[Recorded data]
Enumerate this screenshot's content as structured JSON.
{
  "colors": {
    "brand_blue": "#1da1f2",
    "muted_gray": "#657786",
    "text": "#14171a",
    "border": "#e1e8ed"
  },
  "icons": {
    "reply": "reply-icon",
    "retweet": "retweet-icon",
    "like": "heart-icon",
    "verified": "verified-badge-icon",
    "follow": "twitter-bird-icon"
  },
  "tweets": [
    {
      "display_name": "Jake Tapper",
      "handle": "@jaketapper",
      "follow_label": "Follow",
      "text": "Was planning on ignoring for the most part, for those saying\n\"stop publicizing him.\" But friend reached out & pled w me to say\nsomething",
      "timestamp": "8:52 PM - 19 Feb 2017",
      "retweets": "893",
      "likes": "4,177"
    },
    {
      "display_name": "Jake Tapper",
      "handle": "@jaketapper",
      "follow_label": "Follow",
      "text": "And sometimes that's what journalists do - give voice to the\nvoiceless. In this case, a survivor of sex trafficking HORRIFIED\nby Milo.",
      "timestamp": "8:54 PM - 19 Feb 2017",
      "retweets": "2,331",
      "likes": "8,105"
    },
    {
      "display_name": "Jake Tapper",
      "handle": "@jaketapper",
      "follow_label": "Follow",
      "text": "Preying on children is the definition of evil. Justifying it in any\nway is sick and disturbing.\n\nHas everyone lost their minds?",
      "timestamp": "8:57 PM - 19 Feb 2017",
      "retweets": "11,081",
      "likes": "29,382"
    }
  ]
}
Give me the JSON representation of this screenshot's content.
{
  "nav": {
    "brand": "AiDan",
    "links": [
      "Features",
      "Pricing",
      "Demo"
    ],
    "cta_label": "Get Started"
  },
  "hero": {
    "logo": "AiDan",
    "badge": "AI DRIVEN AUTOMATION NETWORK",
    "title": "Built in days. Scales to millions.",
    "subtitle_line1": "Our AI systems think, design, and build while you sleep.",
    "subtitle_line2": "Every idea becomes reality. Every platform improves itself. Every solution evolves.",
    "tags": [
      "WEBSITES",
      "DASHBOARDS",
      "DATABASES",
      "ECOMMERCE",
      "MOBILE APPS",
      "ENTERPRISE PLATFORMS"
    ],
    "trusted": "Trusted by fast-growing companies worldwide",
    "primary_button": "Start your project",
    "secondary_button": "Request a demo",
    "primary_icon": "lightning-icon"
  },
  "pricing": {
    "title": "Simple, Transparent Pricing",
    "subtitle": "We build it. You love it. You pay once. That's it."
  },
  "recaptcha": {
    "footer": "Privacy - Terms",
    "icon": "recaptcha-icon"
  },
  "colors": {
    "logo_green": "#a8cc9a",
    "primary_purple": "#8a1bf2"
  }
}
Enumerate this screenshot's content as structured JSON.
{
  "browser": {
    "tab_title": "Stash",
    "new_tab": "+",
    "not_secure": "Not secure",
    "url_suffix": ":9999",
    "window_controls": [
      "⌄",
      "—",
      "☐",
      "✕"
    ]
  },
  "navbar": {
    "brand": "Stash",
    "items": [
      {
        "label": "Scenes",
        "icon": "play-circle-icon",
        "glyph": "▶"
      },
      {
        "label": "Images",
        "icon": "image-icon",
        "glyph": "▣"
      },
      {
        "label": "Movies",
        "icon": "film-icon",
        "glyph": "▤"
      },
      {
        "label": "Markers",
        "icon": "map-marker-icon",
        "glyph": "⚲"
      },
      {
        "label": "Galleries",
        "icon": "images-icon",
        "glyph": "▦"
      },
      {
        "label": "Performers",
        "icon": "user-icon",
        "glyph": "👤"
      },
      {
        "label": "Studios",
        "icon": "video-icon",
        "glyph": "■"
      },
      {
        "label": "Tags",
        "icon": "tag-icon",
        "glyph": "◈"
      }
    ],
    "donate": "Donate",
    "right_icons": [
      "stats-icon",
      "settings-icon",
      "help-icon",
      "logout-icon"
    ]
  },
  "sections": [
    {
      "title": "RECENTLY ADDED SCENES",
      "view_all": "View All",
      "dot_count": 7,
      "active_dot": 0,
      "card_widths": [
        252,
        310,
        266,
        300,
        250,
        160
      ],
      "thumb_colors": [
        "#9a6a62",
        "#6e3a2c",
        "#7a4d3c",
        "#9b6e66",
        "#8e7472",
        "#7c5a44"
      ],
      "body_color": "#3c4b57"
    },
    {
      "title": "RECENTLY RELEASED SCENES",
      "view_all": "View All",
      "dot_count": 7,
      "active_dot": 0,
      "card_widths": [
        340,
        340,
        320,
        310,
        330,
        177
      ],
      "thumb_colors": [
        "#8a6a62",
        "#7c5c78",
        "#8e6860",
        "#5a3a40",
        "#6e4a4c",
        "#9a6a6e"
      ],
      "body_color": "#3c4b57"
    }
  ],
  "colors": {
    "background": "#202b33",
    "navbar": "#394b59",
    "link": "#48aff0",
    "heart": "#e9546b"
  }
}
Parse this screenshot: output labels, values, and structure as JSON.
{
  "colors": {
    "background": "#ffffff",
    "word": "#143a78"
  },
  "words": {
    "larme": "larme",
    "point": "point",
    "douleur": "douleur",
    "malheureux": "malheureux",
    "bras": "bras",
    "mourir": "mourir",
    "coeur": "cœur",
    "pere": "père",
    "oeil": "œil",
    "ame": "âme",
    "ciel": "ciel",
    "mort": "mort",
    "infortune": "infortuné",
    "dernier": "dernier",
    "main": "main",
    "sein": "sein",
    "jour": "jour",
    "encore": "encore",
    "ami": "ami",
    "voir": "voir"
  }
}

GIVEN REQUEST: Reproduce the material above, every line of it, exactly.

TASK OUTPUT:
Enumerate this screenshot's content as structured JSON.
{
  "colors": {
    "brand_blue": "#1da1f2",
    "muted_gray": "#657786",
    "text": "#14171a",
    "border": "#e1e8ed"
  },
  "icons": {
    "reply": "reply-icon",
    "retweet": "retweet-icon",
    "like": "heart-icon",
    "verified": "verified-badge-icon",
    "follow": "twitter-bird-icon"
  },
  "tweets": [
    {
      "display_name": "Jake Tapper",
      "handle": "@jaketapper",
      "follow_label": "Follow",
      "text": "Was planning on ignoring for the most part, for those saying\n\"stop publicizing him.\" But friend reached out & pled w me to say\nsomething",
      "timestamp": "8:52 PM - 19 Feb 2017",
      "retweets": "893",
      "likes": "4,177"
    },
    {
      "display_name": "Jake Tapper",
      "handle": "@jaketapper",
      "follow_label": "Follow",
      "text": "And sometimes that's what journalists do - give voice to the\nvoiceless. In this case, a survivor of sex trafficking HORRIFIED\nby Milo.",
      "timestamp": "8:54 PM - 19 Feb 2017",
      "retweets": "2,331",
      "likes": "8,105"
    },
    {
      "display_name": "Jake Tapper",
      "handle": "@jaketapper",
      "follow_label": "Follow",
      "text": "Preying on children is the definition of evil. Justifying it in any\nway is sick and disturbing.\n\nHas everyone lost their minds?",
      "timestamp": "8:57 PM - 19 Feb 2017",
      "retweets": "11,081",
      "likes": "29,382"
    }
  ]
}
Give me the JSON representation of this screenshot's content.
{
  "nav": {
    "brand": "AiDan",
    "links": [
      "Features",
      "Pricing",
      "Demo"
    ],
    "cta_label": "Get Started"
  },
  "hero": {
    "logo": "AiDan",
    "badge": "AI DRIVEN AUTOMATION NETWORK",
    "title": "Built in days. Scales to millions.",
    "subtitle_line1": "Our AI systems think, design, and build while you sleep.",
    "subtitle_line2": "Every idea becomes reality. Every platform improves itself. Every solution evolves.",
    "tags": [
      "WEBSITES",
      "DASHBOARDS",
      "DATABASES",
      "ECOMMERCE",
      "MOBILE APPS",
      "ENTERPRISE PLATFORMS"
    ],
    "trusted": "Trusted by fast-growing companies worldwide",
    "primary_button": "Start your project",
    "secondary_button": "Request a demo",
    "primary_icon": "lightning-icon"
  },
  "pricing": {
    "title": "Simple, Transparent Pricing",
    "subtitle": "We build it. You love it. You pay once. That's it."
  },
  "recaptcha": {
    "footer": "Privacy - Terms",
    "icon": "recaptcha-icon"
  },
  "colors": {
    "logo_green": "#a8cc9a",
    "primary_purple": "#8a1bf2"
  }
}
Enumerate this screenshot's content as structured JSON.
{
  "browser": {
    "tab_title": "Stash",
    "new_tab": "+",
    "not_secure": "Not secure",
    "url_suffix": ":9999",
    "window_controls": [
      "⌄",
      "—",
      "☐",
      "✕"
    ]
  },
  "navbar": {
    "brand": "Stash",
    "items": [
      {
        "label": "Scenes",
        "icon": "play-circle-icon",
        "glyph": "▶"
      },
      {
        "label": "Images",
        "icon": "image-icon",
        "glyph": "▣"
      },
      {
        "label": "Movies",
        "icon": "film-icon",
        "glyph": "▤"
      },
      {
        "label": "Markers",
        "icon": "map-marker-icon",
        "glyph": "⚲"
      },
      {
        "label": "Galleries",
        "icon": "images-icon",
        "glyph": "▦"
      },
      {
        "label": "Performers",
        "icon": "user-icon",
        "glyph": "👤"
      },
      {
        "label": "Studios",
        "icon": "video-icon",
        "glyph": "■"
      },
      {
        "label": "Tags",
        "icon": "tag-icon",
        "glyph": "◈"
      }
    ],
    "donate": "Donate",
    "right_icons": [
      "stats-icon",
      "settings-icon",
      "help-icon",
      "logout-icon"
    ]
  },
  "sections": [
    {
      "title": "RECENTLY ADDED SCENES",
      "view_all": "View All",
      "dot_count": 7,
      "active_dot": 0,
      "card_widths": [
        252,
        310,
        266,
        300,
        250,
        160
      ],
      "thumb_colors": [
        "#9a6a62",
        "#6e3a2c",
        "#7a4d3c",
        "#9b6e66",
        "#8e7472",
        "#7c5a44"
      ],
      "body_color": "#3c4b57"
    },
    {
      "title": "RECENTLY RELEASED SCENES",
      "view_all": "View All",
      "dot_count": 7,
      "active_dot": 0,
      "card_widths": [
        340,
        340,
        320,
        310,
        330,
        177
      ],
      "thumb_colors": [
        "#8a6a62",
        "#7c5c78",
        "#8e6860",
        "#5a3a40",
        "#6e4a4c",
        "#9a6a6e"
      ],
      "body_color": "#3c4b57"
    }
  ],
  "colors": {
    "background": "#202b33",
    "navbar": "#394b59",
    "link": "#48aff0",
    "heart": "#e9546b"
  }
}
Parse this screenshot: output labels, values, and structure as JSON.
{
  "colors": {
    "background": "#ffffff",
    "word": "#143a78"
  },
  "words": {
    "larme": "larme",
    "point": "point",
    "douleur": "douleur",
    "malheureux": "malheureux",
    "bras": "bras",
    "mourir": "mourir",
    "coeur": "cœur",
    "pere": "père",
    "oeil": "œil",
    "ame": "âme",
    "ciel": "ciel",
    "mort": "mort",
    "infortune": "infortuné",
    "dernier": "dernier",
    "main": "main",
    "sein": "sein",
    "jour": "jour",
    "encore": "encore",
    "ami": "ami",
    "voir": "voir"
  }
}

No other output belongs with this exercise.